--- Records supplied ---

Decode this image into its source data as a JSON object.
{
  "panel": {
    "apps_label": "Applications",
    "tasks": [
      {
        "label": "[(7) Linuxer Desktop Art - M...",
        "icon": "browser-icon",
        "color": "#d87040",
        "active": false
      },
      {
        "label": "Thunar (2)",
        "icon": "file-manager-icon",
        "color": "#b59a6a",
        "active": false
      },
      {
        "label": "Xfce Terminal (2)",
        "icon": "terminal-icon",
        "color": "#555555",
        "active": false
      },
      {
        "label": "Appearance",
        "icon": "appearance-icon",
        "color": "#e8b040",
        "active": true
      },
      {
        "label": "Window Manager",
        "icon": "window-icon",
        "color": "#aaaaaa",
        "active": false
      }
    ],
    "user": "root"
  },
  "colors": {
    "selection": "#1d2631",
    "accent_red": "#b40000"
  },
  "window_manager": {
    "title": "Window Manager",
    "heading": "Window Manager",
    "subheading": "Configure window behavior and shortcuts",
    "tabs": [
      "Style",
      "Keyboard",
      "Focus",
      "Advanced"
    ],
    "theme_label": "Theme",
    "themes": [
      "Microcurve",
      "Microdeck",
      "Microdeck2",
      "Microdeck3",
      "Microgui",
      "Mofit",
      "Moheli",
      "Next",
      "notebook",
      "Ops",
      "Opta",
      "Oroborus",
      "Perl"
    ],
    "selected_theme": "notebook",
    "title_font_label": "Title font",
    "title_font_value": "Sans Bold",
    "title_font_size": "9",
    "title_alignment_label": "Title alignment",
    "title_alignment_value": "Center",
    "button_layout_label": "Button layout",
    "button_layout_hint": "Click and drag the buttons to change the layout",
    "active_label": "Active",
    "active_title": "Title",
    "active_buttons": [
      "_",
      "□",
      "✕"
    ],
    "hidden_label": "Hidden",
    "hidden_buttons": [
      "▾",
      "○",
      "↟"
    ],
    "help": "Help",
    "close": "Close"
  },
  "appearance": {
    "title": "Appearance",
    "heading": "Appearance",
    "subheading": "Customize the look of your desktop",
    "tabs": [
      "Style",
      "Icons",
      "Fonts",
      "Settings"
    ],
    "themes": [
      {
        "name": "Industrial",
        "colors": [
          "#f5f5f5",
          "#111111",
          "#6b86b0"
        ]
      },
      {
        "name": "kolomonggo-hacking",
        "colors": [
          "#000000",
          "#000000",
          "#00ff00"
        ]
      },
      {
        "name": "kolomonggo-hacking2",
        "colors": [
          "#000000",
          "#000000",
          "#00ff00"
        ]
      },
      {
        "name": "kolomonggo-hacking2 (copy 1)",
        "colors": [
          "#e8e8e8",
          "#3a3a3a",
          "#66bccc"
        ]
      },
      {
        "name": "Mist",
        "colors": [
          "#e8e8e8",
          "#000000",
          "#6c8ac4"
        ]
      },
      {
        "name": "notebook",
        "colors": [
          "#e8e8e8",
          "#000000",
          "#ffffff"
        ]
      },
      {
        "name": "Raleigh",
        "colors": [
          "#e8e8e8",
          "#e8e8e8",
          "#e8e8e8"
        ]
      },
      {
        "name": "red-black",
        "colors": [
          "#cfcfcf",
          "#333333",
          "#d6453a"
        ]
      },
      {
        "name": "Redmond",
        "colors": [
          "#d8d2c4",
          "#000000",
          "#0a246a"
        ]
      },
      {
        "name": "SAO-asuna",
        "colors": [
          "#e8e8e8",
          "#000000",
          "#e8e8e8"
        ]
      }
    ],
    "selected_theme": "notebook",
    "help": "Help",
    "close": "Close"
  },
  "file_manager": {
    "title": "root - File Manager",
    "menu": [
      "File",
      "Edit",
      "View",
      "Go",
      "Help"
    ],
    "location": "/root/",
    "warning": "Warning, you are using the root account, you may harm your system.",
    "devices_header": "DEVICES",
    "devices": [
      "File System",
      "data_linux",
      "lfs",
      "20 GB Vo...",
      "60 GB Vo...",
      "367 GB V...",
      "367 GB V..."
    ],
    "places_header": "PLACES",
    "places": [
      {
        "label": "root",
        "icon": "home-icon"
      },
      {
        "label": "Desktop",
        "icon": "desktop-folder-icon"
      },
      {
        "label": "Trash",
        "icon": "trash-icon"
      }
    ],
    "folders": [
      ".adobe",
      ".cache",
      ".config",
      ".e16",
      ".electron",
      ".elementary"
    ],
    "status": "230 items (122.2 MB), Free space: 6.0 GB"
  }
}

---

• **What you will do**: Tally the lines of the listing that include "kolomonggo". Reply with nothing but the count.

• **Result of this task**: 3